◆ The request ◆
Look through the records below and give the number of lines holding the string "planeja", nothing more.

◆ Data section ◆
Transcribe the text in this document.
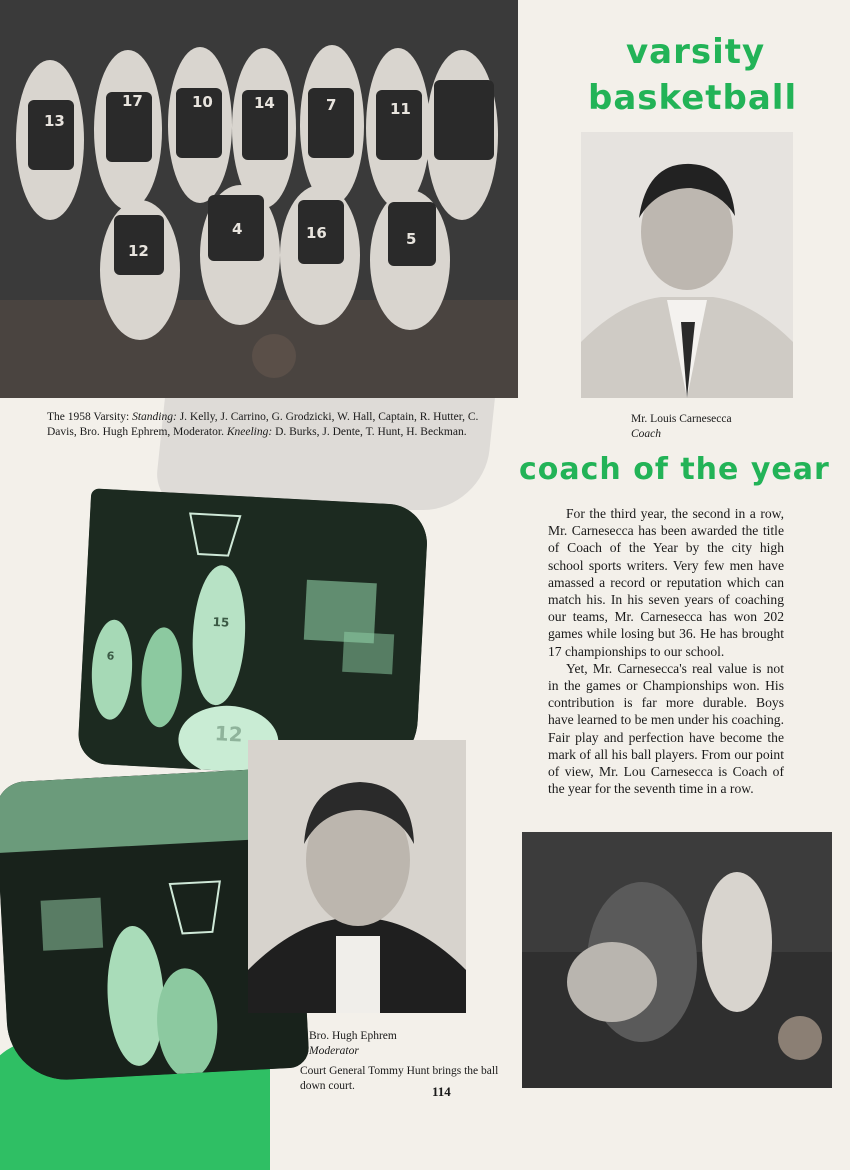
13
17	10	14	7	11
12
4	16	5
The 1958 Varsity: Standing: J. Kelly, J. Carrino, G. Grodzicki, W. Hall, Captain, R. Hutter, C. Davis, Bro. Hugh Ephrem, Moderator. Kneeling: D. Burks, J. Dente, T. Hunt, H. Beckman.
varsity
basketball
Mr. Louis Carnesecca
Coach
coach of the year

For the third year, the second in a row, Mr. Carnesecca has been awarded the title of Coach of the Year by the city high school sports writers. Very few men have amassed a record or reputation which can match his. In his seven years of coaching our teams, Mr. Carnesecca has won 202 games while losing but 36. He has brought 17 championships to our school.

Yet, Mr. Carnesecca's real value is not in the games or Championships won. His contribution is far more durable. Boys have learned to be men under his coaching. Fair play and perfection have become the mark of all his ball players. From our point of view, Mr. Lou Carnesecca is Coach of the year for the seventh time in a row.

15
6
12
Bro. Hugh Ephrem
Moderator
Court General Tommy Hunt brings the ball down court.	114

---

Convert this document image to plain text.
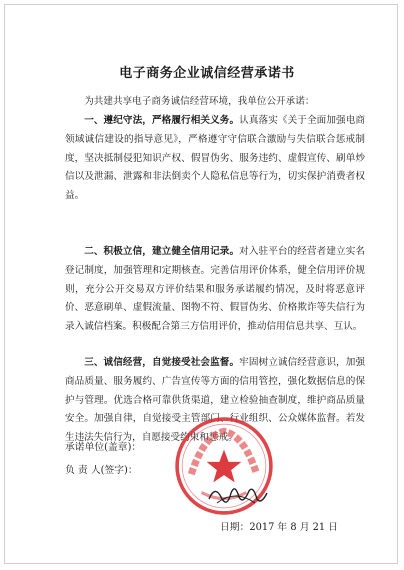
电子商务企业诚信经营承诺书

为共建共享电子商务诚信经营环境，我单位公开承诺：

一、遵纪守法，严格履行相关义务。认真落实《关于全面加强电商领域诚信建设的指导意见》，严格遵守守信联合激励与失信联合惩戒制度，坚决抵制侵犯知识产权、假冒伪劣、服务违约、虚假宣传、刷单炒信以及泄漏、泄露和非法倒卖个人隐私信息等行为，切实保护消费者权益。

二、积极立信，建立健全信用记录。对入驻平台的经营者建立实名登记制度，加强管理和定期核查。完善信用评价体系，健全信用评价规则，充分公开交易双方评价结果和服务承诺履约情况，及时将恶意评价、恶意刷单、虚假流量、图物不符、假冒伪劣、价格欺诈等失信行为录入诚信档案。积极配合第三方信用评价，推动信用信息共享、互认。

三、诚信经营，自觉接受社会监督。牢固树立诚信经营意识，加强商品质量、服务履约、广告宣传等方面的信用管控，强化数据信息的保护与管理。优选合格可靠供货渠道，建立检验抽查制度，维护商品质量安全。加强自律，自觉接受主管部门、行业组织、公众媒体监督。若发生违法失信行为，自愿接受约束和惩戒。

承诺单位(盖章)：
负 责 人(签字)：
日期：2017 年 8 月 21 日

* * *

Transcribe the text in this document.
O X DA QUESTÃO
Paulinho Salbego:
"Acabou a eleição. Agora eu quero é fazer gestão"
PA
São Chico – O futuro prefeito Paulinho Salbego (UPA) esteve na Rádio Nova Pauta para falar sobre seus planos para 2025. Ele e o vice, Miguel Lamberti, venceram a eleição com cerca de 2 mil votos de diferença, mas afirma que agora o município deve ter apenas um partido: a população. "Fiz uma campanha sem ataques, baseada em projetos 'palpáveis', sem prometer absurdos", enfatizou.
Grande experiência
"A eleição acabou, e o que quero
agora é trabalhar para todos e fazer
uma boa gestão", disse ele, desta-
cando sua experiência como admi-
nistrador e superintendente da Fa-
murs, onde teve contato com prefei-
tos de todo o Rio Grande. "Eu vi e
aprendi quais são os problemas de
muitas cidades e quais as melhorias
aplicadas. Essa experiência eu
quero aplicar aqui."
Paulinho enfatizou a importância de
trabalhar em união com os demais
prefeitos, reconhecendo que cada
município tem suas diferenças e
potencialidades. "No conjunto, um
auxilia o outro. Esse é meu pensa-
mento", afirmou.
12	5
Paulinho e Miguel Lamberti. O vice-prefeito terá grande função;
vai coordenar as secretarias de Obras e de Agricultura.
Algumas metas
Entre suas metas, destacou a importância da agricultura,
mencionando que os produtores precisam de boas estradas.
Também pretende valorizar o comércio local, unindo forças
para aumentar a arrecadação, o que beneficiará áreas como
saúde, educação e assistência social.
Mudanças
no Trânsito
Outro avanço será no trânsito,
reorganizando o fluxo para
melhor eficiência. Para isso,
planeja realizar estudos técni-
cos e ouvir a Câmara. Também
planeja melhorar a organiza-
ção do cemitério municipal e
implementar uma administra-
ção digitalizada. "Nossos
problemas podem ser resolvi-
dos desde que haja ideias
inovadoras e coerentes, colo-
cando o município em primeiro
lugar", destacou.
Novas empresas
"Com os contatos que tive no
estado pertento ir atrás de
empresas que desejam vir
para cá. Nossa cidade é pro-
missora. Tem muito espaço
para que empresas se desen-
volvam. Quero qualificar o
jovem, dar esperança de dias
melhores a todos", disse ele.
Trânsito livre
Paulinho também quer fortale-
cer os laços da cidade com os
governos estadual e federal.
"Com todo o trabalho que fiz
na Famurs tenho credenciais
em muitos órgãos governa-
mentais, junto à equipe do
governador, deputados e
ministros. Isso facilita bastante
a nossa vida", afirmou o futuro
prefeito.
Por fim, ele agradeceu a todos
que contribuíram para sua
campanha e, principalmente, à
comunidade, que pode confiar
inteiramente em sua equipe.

◆ Solution to the problem ◆
2